Descrição do problema » Segundo o texto sobre o debate impedido em Angola, em que local de Luanda deveria ter decorrido o encontro?

Excerto da fonte »
Angolanos impedidos de discutir "Reconciliação sem Exclusão"
4 de abril de 2017Cerca de 50 jovens foram impedidos de discutir a paz e a reconciliação em Angola, 15 anos depois dos acordos de paz entre o Governo angolano liderado pelo presidente José Eduardo dos Santos e a antiga força militar da UNITA.
José Gomes Hata, um dos organizadores do encontro, disse que o principal objetivo era celebrar o dia da paz de forma inclusiva. Daí que a organização do evento tenha convidado para participar no debate as igrejas, os partidos políticos, a Polícia Nacional, militares da Força Armada Angolana, a Associação 27 de Maio, jornalistas, ativistas, viúvas, antigos combatentes, meninos de rua, órfãos de guerra, feministas, pan-africanistas, homossexuais, zungueiras e músicos.
Segundo o ativista, a sociedade civil e outros partidos da oposição em Angola têm sido excluídos, nos anos anteriores, dos atos de celebração do dia 4 de abril. Neste dia, a comemoração da paz parece ser apenas uma vitória do MPLA, segundo as declarações de Hata à DW África.
Polícia não diz porquê impediu o debate
Os jovens mobilizaram várias pessoas para o encontro que deveria ter lugar no Largo das Escolas, em Luanda, mas a polícia não permitiu a realização do evento. De seguida, os organizadores dirigiram-se à Casa da Juventude, no município de Viana, onde também não lhes foi permitido realizar o debate "Reconciliação sem exclusão". A polícia não deu qualquer justificação aos organizadores.
"Acreditamos que, durante estes 15 anos de paz fictícia, tem sido apenas uma paz de calar de armas. Para mostrarmos que a sociedade é muito mais que os partidos políticos, decidimos realizar esta atividade. Mas, infelizmente, o regime voltou a não compreender a nossa ação e considerou isso um ato de rebeldia", explica José Gomes Hata. "Fomos proibidos de estar no Largo das Escolas e viemos para a Casa da Juventude, em Viana, onde também fomos impedidos de realizar a nossa atividade".

Informação extraída »

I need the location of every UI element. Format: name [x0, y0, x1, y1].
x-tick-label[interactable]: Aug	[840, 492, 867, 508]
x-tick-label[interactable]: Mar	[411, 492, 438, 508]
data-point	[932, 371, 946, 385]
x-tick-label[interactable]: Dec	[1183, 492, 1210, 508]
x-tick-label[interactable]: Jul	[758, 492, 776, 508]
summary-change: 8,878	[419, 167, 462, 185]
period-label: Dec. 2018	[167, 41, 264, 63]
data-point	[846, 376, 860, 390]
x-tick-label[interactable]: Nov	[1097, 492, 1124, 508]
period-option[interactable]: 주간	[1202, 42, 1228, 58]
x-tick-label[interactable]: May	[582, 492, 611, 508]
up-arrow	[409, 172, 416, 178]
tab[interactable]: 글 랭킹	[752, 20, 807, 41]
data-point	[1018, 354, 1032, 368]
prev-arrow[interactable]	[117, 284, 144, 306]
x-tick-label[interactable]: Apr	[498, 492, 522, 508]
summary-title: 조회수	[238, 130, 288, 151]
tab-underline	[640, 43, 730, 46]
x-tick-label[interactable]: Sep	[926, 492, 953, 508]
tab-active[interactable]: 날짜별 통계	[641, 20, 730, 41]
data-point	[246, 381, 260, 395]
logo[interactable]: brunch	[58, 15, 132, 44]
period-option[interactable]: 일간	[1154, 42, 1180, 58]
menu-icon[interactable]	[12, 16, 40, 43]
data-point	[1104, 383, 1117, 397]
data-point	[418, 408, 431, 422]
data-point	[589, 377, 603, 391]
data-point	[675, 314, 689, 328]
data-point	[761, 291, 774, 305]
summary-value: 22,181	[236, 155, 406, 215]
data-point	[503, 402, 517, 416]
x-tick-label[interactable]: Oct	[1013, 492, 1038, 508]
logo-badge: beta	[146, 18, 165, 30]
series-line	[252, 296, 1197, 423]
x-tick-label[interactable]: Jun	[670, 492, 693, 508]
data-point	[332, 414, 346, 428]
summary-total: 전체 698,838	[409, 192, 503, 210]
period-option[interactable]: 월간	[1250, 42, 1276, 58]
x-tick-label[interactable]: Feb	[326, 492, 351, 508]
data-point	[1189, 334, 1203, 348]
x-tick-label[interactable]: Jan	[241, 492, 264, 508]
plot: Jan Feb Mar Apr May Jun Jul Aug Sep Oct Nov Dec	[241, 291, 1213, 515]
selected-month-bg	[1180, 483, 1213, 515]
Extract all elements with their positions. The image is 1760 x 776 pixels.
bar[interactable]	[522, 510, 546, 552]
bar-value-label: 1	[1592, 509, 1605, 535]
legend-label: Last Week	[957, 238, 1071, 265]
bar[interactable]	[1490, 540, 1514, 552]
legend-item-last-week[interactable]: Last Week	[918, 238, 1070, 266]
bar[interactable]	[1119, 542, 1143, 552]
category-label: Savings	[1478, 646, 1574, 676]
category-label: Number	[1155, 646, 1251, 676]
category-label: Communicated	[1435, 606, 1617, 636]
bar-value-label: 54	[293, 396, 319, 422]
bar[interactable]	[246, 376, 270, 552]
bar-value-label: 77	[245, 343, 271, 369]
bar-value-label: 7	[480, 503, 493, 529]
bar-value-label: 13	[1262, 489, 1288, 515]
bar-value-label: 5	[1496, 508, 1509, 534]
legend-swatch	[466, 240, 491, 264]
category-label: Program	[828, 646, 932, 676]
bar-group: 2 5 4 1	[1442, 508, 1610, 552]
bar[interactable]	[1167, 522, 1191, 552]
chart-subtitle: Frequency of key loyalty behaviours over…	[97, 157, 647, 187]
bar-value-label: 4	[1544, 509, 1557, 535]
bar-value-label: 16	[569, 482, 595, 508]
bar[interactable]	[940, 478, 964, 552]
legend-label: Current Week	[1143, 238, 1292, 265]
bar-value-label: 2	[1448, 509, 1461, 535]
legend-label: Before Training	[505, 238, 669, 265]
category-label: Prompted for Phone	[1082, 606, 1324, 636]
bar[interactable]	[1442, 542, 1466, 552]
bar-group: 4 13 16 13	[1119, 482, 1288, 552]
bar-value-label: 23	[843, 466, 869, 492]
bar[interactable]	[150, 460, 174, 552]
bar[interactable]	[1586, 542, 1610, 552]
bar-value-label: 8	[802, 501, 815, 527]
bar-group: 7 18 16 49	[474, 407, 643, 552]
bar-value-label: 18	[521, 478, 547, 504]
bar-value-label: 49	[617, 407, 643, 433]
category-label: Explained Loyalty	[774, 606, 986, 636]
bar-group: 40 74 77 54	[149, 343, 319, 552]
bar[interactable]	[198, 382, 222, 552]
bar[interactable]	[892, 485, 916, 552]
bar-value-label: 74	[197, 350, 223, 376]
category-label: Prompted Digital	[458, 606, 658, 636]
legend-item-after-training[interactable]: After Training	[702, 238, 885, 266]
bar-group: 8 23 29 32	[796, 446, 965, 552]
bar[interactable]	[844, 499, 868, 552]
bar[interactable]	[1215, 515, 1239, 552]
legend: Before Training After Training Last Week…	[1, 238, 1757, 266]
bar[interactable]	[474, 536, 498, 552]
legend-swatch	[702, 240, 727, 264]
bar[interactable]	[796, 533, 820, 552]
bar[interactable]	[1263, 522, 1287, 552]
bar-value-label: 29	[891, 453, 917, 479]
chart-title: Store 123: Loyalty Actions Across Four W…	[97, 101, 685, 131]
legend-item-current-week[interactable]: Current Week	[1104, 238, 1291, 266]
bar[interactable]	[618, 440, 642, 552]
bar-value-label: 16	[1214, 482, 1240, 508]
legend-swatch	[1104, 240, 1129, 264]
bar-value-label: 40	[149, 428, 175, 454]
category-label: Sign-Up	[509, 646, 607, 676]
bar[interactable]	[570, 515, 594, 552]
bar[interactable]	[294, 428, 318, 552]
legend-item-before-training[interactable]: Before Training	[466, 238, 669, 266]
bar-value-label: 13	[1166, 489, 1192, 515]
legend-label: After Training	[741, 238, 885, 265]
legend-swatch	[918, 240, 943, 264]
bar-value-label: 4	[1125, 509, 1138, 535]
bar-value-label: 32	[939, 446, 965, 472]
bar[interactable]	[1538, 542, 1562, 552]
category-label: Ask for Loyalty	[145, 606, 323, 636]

Problema resolvido » No Largo das Escolas.